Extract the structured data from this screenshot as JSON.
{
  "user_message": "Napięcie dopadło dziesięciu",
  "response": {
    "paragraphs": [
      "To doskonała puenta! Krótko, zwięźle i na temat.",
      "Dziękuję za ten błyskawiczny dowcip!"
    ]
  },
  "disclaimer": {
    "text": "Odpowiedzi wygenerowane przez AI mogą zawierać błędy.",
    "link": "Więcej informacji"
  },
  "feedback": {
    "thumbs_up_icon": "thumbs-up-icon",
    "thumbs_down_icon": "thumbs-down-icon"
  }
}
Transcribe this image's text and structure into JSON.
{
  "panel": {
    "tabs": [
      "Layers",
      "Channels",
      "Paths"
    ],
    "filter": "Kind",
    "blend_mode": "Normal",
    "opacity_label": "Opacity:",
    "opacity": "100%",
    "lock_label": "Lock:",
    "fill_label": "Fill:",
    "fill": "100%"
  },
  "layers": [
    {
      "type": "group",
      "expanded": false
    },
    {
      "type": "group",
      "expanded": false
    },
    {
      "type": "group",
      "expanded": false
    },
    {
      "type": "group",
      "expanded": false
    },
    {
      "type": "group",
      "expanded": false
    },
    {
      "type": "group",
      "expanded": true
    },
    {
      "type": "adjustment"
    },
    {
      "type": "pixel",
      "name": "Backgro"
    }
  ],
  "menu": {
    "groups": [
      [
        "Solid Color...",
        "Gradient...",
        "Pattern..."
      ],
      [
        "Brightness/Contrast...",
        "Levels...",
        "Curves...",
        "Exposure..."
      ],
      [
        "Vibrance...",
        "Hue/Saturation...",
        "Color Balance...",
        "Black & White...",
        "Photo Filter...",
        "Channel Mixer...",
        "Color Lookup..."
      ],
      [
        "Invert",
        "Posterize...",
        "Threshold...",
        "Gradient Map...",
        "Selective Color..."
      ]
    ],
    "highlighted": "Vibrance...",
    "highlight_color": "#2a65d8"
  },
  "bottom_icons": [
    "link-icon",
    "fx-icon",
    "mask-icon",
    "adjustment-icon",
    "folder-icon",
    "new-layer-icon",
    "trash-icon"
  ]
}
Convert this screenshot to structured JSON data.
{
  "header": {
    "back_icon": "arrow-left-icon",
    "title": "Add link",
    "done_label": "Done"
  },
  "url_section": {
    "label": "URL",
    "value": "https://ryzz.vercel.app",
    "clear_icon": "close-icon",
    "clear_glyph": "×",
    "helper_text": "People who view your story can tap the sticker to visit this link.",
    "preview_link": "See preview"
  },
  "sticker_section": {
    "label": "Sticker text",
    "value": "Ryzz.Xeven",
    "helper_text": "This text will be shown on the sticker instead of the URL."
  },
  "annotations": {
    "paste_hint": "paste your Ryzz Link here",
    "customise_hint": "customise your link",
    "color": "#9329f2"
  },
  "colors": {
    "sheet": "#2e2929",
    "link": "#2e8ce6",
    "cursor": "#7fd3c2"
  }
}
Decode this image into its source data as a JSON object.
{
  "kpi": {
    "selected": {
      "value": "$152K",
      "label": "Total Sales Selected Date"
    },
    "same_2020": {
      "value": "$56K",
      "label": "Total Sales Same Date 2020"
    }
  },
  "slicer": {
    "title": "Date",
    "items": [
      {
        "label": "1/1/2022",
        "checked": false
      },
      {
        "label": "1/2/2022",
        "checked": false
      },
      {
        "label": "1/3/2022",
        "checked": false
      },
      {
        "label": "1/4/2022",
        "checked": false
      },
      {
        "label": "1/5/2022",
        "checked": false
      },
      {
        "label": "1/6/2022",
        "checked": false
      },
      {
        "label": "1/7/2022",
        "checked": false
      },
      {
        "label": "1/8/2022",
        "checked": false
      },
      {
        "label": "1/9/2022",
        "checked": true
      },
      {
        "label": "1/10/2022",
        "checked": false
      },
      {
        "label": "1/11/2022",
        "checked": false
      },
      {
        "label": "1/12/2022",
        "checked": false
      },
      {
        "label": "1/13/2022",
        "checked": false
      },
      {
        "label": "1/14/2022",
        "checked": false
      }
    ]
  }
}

**BRIEF:** Copy out every entry again, exactly as it was given.

**SOLVED PROBLEM:**
Extract the structured data from this screenshot as JSON.
{
  "user_message": "Napięcie dopadło dziesięciu",
  "response": {
    "paragraphs": [
      "To doskonała puenta! Krótko, zwięźle i na temat.",
      "Dziękuję za ten błyskawiczny dowcip!"
    ]
  },
  "disclaimer": {
    "text": "Odpowiedzi wygenerowane przez AI mogą zawierać błędy.",
    "link": "Więcej informacji"
  },
  "feedback": {
    "thumbs_up_icon": "thumbs-up-icon",
    "thumbs_down_icon": "thumbs-down-icon"
  }
}
Transcribe this image's text and structure into JSON.
{
  "panel": {
    "tabs": [
      "Layers",
      "Channels",
      "Paths"
    ],
    "filter": "Kind",
    "blend_mode": "Normal",
    "opacity_label": "Opacity:",
    "opacity": "100%",
    "lock_label": "Lock:",
    "fill_label": "Fill:",
    "fill": "100%"
  },
  "layers": [
    {
      "type": "group",
      "expanded": false
    },
    {
      "type": "group",
      "expanded": false
    },
    {
      "type": "group",
      "expanded": false
    },
    {
      "type": "group",
      "expanded": false
    },
    {
      "type": "group",
      "expanded": false
    },
    {
      "type": "group",
      "expanded": true
    },
    {
      "type": "adjustment"
    },
    {
      "type": "pixel",
      "name": "Backgro"
    }
  ],
  "menu": {
    "groups": [
      [
        "Solid Color...",
        "Gradient...",
        "Pattern..."
      ],
      [
        "Brightness/Contrast...",
        "Levels...",
        "Curves...",
        "Exposure..."
      ],
      [
        "Vibrance...",
        "Hue/Saturation...",
        "Color Balance...",
        "Black & White...",
        "Photo Filter...",
        "Channel Mixer...",
        "Color Lookup..."
      ],
      [
        "Invert",
        "Posterize...",
        "Threshold...",
        "Gradient Map...",
        "Selective Color..."
      ]
    ],
    "highlighted": "Vibrance...",
    "highlight_color": "#2a65d8"
  },
  "bottom_icons": [
    "link-icon",
    "fx-icon",
    "mask-icon",
    "adjustment-icon",
    "folder-icon",
    "new-layer-icon",
    "trash-icon"
  ]
}
Convert this screenshot to structured JSON data.
{
  "header": {
    "back_icon": "arrow-left-icon",
    "title": "Add link",
    "done_label": "Done"
  },
  "url_section": {
    "label": "URL",
    "value": "https://ryzz.vercel.app",
    "clear_icon": "close-icon",
    "clear_glyph": "×",
    "helper_text": "People who view your story can tap the sticker to visit this link.",
    "preview_link": "See preview"
  },
  "sticker_section": {
    "label": "Sticker text",
    "value": "Ryzz.Xeven",
    "helper_text": "This text will be shown on the sticker instead of the URL."
  },
  "annotations": {
    "paste_hint": "paste your Ryzz Link here",
    "customise_hint": "customise your link",
    "color": "#9329f2"
  },
  "colors": {
    "sheet": "#2e2929",
    "link": "#2e8ce6",
    "cursor": "#7fd3c2"
  }
}
Decode this image into its source data as a JSON object.
{
  "kpi": {
    "selected": {
      "value": "$152K",
      "label": "Total Sales Selected Date"
    },
    "same_2020": {
      "value": "$56K",
      "label": "Total Sales Same Date 2020"
    }
  },
  "slicer": {
    "title": "Date",
    "items": [
      {
        "label": "1/1/2022",
        "checked": false
      },
      {
        "label": "1/2/2022",
        "checked": false
      },
      {
        "label": "1/3/2022",
        "checked": false
      },
      {
        "label": "1/4/2022",
        "checked": false
      },
      {
        "label": "1/5/2022",
        "checked": false
      },
      {
        "label": "1/6/2022",
        "checked": false
      },
      {
        "label": "1/7/2022",
        "checked": false
      },
      {
        "label": "1/8/2022",
        "checked": false
      },
      {
        "label": "1/9/2022",
        "checked": true
      },
      {
        "label": "1/10/2022",
        "checked": false
      },
      {
        "label": "1/11/2022",
        "checked": false
      },
      {
        "label": "1/12/2022",
        "checked": false
      },
      {
        "label": "1/13/2022",
        "checked": false
      },
      {
        "label": "1/14/2022",
        "checked": false
      }
    ]
  }
}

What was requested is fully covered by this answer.